● **Stated goal**: Give the number of lines in this listing that contain the word "средств", and nothing else.

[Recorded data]
================================

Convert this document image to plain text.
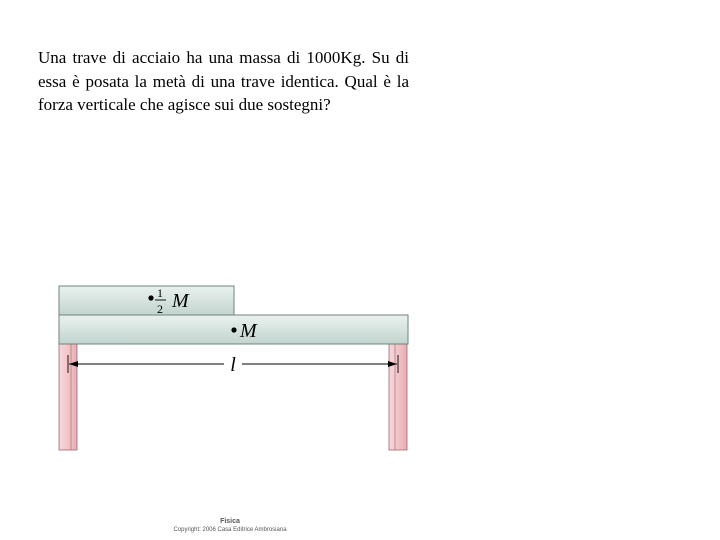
Una trave di acciaio ha una massa di 1000Kg. Su di essa è posata la metà di una trave identica. Qual è la forza verticale che agisce sui due sostegni?

1
2 M
M
l
Fisica
Copyright: 2006 Casa Editrice Ambrosiana
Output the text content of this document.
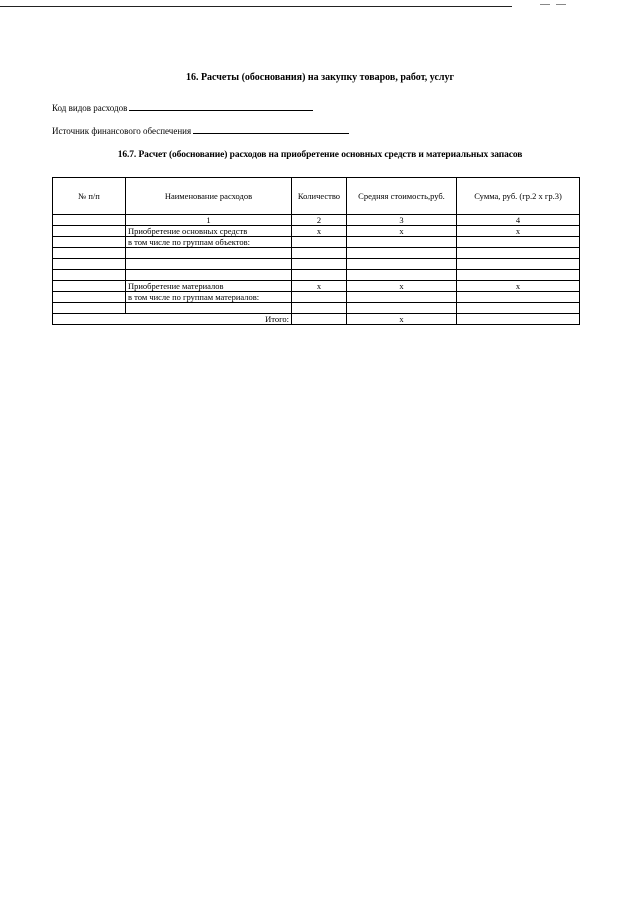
16. Расчеты (обоснования) на закупку товаров, работ, услуг
Код видов расходов
Источник финансового обеспечения
16.7. Расчет (обоснование) расходов на приобретение основных средств и материальных запасов
№ п/п	Наименование расходов	Количество	Средняя стоимость,руб.	Сумма, руб. (гр.2 х гр.3)
	1	2	3	4
	Приобретение основных средств	х	х	х
	в том числе по группам объектов:			

	Приобретение материалов	х	х	х
	в том числе по группам материалов:			

Итого:			х	
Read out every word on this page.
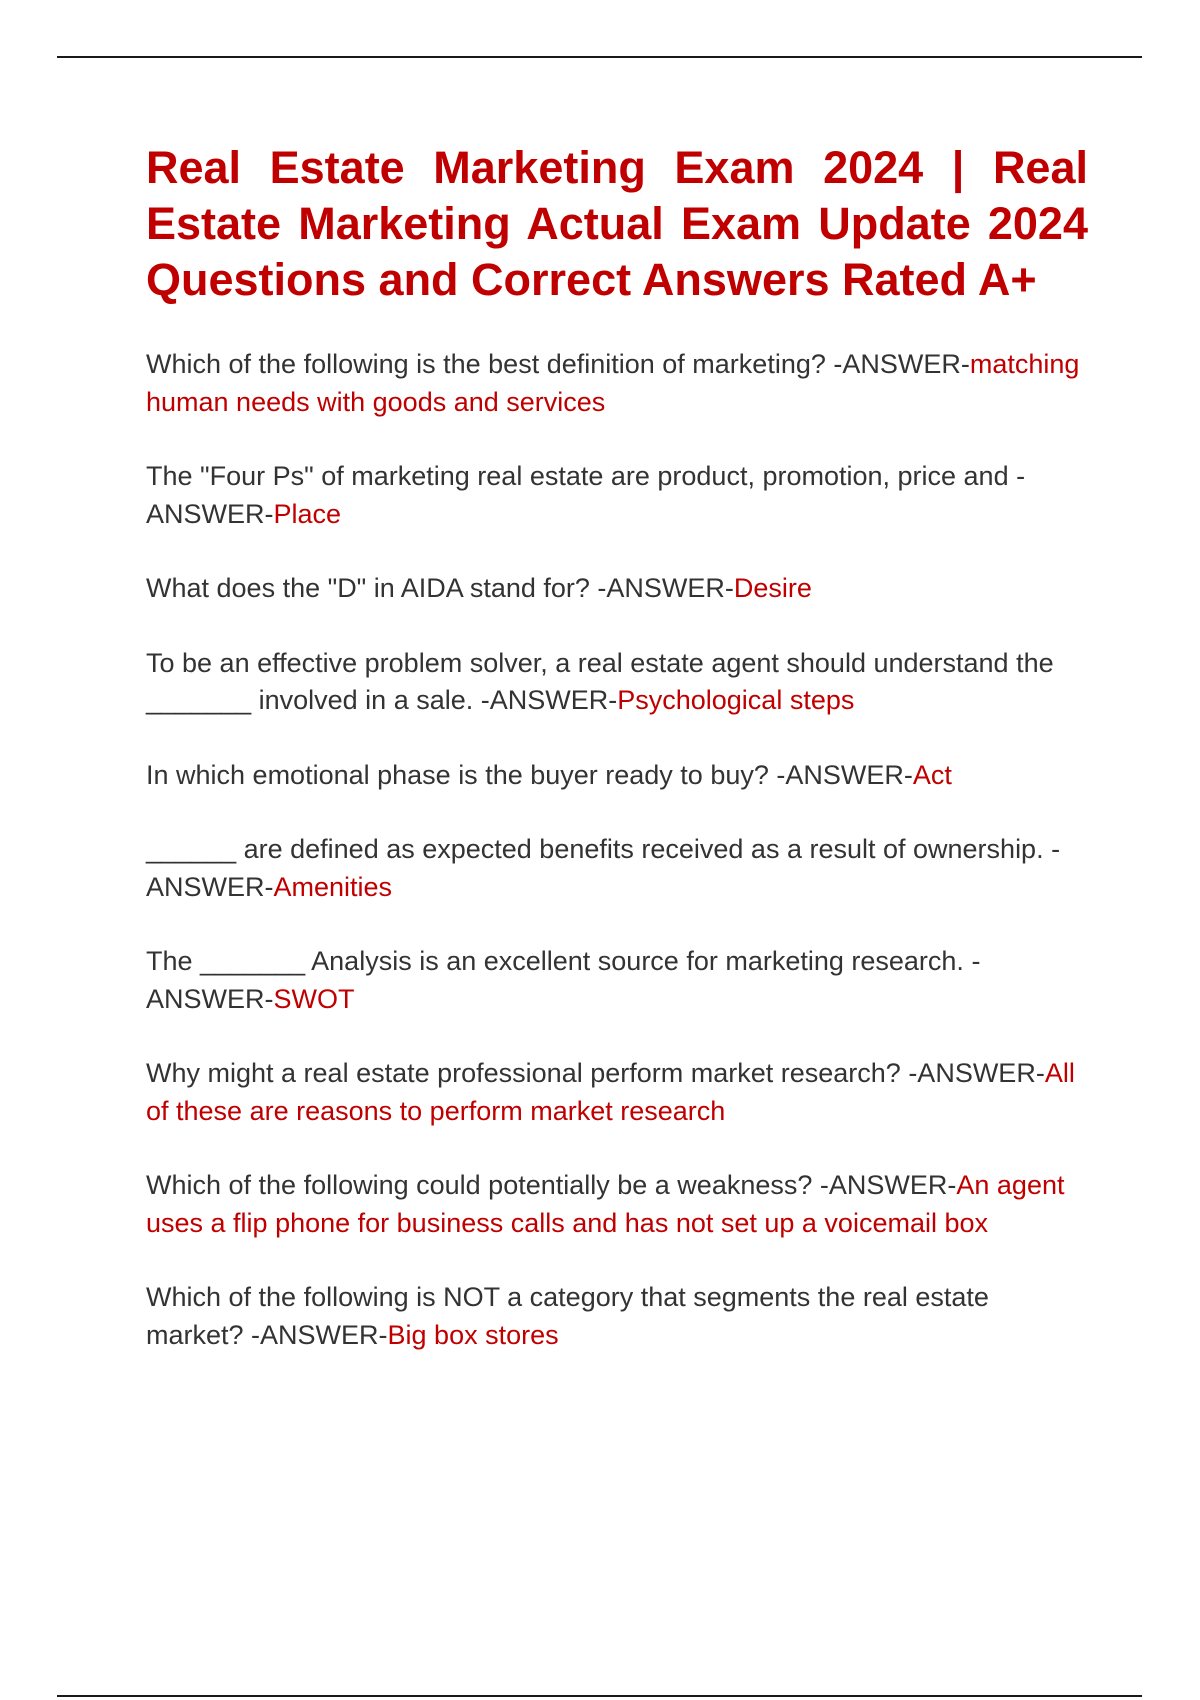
Real Estate Marketing Exam 2024 | Real Estate Marketing Actual Exam Update 2024 Questions and Correct Answers Rated A+

Which of the following is the best definition of marketing? -ANSWER-matching human needs with goods and services

The "Four Ps" of marketing real estate are product, promotion, price and -ANSWER-Place

What does the "D" in AIDA stand for? -ANSWER-Desire

To be an effective problem solver, a real estate agent should understand the _______ involved in a sale. -ANSWER-Psychological steps

In which emotional phase is the buyer ready to buy? -ANSWER-Act

______ are defined as expected benefits received as a result of ownership. -ANSWER-Amenities

The _______ Analysis is an excellent source for marketing research. -ANSWER-SWOT

Why might a real estate professional perform market research? -ANSWER-All of these are reasons to perform market research

Which of the following could potentially be a weakness? -ANSWER-An agent uses a flip phone for business calls and has not set up a voicemail box

Which of the following is NOT a category that segments the real estate market? -ANSWER-Big box stores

================================

● **Exercise solution**: 2